▶ BRIEF
Make an exact transcription of the material, leaving out all images.

▶ PROVIDED DATA
_ _ _ _

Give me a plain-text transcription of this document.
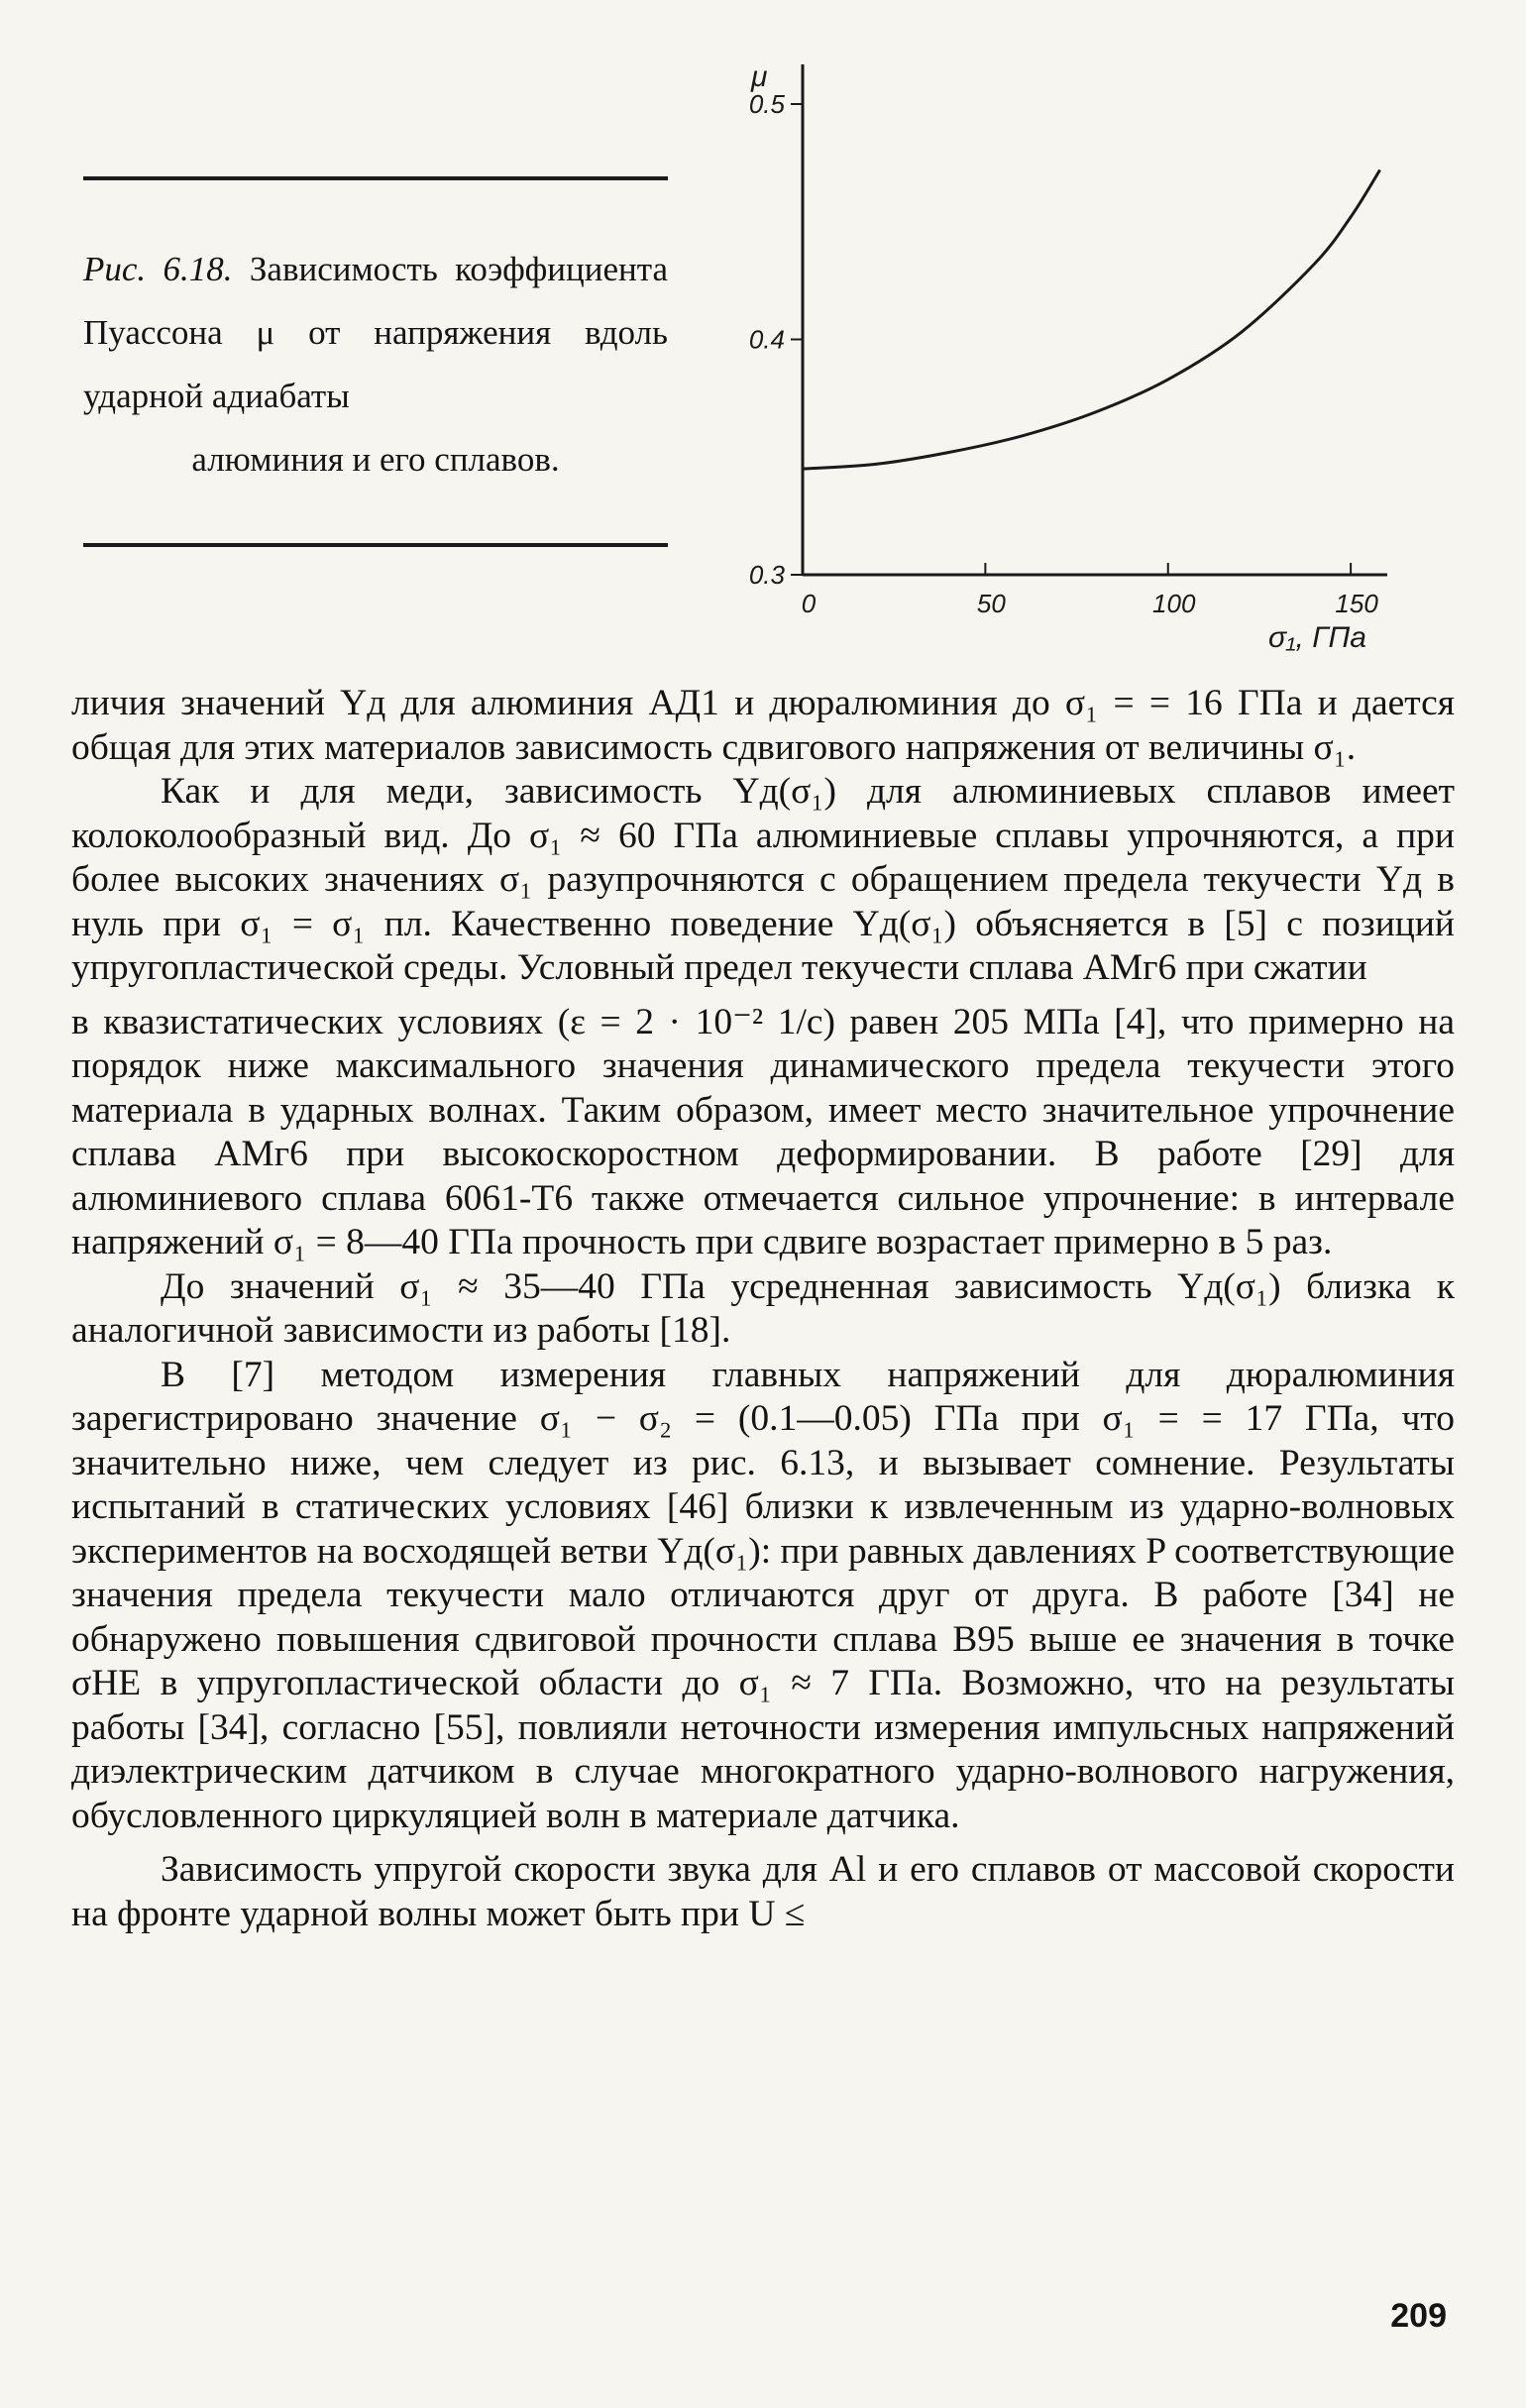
Рис. 6.18. Зависимость коэффициента Пуассона μ от напряжения вдоль ударной адиабаты
алюминия и его сплавов.
0	50	100	150
0.3
0.4
0.5
μ
σ₁, ГПа

личия значений Yд для алюминия АД1 и дюралюминия до σ₁ = = 16 ГПа и дается общая для этих материалов зависимость сдвигового напряжения от величины σ₁.

Как и для меди, зависимость Yд(σ₁) для алюминиевых сплавов имеет колоколообразный вид. До σ₁ ≈ 60 ГПа алюминиевые сплавы упрочняются, а при более высоких значениях σ₁ разупрочняются с обращением предела текучести Yд в нуль при σ₁ = σ₁ пл. Качественно поведение Yд(σ₁) объясняется в [5] с позиций упругопластической среды. Условный предел текучести сплава АМг6 при сжатии

в квазистатических условиях (ε = 2 · 10⁻² 1/с) равен 205 МПа [4], что примерно на порядок ниже максимального значения динамического предела текучести этого материала в ударных волнах. Таким образом, имеет место значительное упрочнение сплава АМг6 при высокоскоростном деформировании. В работе [29] для алюминиевого сплава 6061-Т6 также отмечается сильное упрочнение: в интервале напряжений σ₁ = 8—40 ГПа прочность при сдвиге возрастает примерно в 5 раз.

До значений σ₁ ≈ 35—40 ГПа усредненная зависимость Yд(σ₁) близка к аналогичной зависимости из работы [18].

В [7] методом измерения главных напряжений для дюралюминия зарегистрировано значение σ₁ − σ₂ = (0.1—0.05) ГПа при σ₁ = = 17 ГПа, что значительно ниже, чем следует из рис. 6.13, и вызывает сомнение. Результаты испытаний в статических условиях [46] близки к извлеченным из ударно-волновых экспериментов на восходящей ветви Yд(σ₁): при равных давлениях P соответствующие значения предела текучести мало отличаются друг от друга. В работе [34] не обнаружено повышения сдвиговой прочности сплава В95 выше ее значения в точке σHE в упругопластической области до σ₁ ≈ 7 ГПа. Возможно, что на результаты работы [34], согласно [55], повлияли неточности измерения импульсных напряжений диэлектрическим датчиком в случае многократного ударно-волнового нагружения, обусловленного циркуляцией волн в материале датчика.

Зависимость упругой скорости звука для Al и его сплавов от массовой скорости на фронте ударной волны может быть при U ≤

209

_ _ _ _

▶ ANSWER IN FULL
Give me a plain-text transcription of this document.
Рис. 6.18. Зависимость коэффициента Пуассона μ от напряжения вдоль ударной адиабаты
алюминия и его сплавов.
0	50	100	150
0.3
0.4
0.5
μ
σ₁, ГПа

личия значений Yд для алюминия АД1 и дюралюминия до σ₁ = = 16 ГПа и дается общая для этих материалов зависимость сдвигового напряжения от величины σ₁.

Как и для меди, зависимость Yд(σ₁) для алюминиевых сплавов имеет колоколообразный вид. До σ₁ ≈ 60 ГПа алюминиевые сплавы упрочняются, а при более высоких значениях σ₁ разупрочняются с обращением предела текучести Yд в нуль при σ₁ = σ₁ пл. Качественно поведение Yд(σ₁) объясняется в [5] с позиций упругопластической среды. Условный предел текучести сплава АМг6 при сжатии

в квазистатических условиях (ε = 2 · 10⁻² 1/с) равен 205 МПа [4], что примерно на порядок ниже максимального значения динамического предела текучести этого материала в ударных волнах. Таким образом, имеет место значительное упрочнение сплава АМг6 при высокоскоростном деформировании. В работе [29] для алюминиевого сплава 6061-Т6 также отмечается сильное упрочнение: в интервале напряжений σ₁ = 8—40 ГПа прочность при сдвиге возрастает примерно в 5 раз.

До значений σ₁ ≈ 35—40 ГПа усредненная зависимость Yд(σ₁) близка к аналогичной зависимости из работы [18].

В [7] методом измерения главных напряжений для дюралюминия зарегистрировано значение σ₁ − σ₂ = (0.1—0.05) ГПа при σ₁ = = 17 ГПа, что значительно ниже, чем следует из рис. 6.13, и вызывает сомнение. Результаты испытаний в статических условиях [46] близки к извлеченным из ударно-волновых экспериментов на восходящей ветви Yд(σ₁): при равных давлениях P соответствующие значения предела текучести мало отличаются друг от друга. В работе [34] не обнаружено повышения сдвиговой прочности сплава В95 выше ее значения в точке σHE в упругопластической области до σ₁ ≈ 7 ГПа. Возможно, что на результаты работы [34], согласно [55], повлияли неточности измерения импульсных напряжений диэлектрическим датчиком в случае многократного ударно-волнового нагружения, обусловленного циркуляцией волн в материале датчика.

Зависимость упругой скорости звука для Al и его сплавов от массовой скорости на фронте ударной волны может быть при U ≤

209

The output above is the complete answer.